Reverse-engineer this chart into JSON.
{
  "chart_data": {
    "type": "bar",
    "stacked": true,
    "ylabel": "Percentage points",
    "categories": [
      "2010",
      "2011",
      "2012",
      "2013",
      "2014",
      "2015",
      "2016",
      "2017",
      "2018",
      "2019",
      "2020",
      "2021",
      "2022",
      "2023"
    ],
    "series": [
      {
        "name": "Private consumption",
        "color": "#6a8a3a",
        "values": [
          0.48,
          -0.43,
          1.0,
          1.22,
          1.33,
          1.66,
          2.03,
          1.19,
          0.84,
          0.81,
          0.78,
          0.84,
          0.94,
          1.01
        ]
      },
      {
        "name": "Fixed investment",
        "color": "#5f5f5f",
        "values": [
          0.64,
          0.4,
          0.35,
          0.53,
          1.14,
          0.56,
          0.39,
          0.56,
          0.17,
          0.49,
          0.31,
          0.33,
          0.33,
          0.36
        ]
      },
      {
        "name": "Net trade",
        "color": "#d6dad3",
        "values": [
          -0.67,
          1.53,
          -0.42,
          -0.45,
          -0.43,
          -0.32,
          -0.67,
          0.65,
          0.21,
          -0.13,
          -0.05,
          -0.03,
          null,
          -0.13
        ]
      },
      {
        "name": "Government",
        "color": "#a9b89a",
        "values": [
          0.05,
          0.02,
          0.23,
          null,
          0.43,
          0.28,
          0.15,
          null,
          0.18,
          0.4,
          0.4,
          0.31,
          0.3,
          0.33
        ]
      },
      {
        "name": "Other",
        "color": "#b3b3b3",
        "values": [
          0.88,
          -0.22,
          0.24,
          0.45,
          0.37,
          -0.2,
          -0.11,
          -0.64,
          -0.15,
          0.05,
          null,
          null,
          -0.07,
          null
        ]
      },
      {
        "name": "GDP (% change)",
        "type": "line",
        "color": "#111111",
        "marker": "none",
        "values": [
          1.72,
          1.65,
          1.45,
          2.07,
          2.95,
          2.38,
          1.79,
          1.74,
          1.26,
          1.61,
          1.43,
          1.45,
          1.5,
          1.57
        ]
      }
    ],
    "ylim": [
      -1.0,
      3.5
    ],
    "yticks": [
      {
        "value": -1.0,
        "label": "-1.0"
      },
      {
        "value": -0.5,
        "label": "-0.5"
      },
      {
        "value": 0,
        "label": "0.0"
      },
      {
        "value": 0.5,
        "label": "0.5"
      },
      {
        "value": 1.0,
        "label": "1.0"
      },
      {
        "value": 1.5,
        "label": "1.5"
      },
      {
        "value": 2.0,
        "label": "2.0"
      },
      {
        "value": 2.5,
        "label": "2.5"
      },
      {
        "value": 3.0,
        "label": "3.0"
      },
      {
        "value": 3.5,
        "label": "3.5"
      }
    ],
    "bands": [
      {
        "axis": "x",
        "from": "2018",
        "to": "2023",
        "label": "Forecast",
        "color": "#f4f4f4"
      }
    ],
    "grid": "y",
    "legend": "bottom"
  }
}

****************

◆ WORK TO COMPLETE
Look through the lines above and collect those with the word "name".

◆ SOLUTION
        "name": "Private consumption",
        "name": "Fixed investment",
        "name": "Net trade",
        "name": "Government",
        "name": "Other",
        "name": "GDP (% change)",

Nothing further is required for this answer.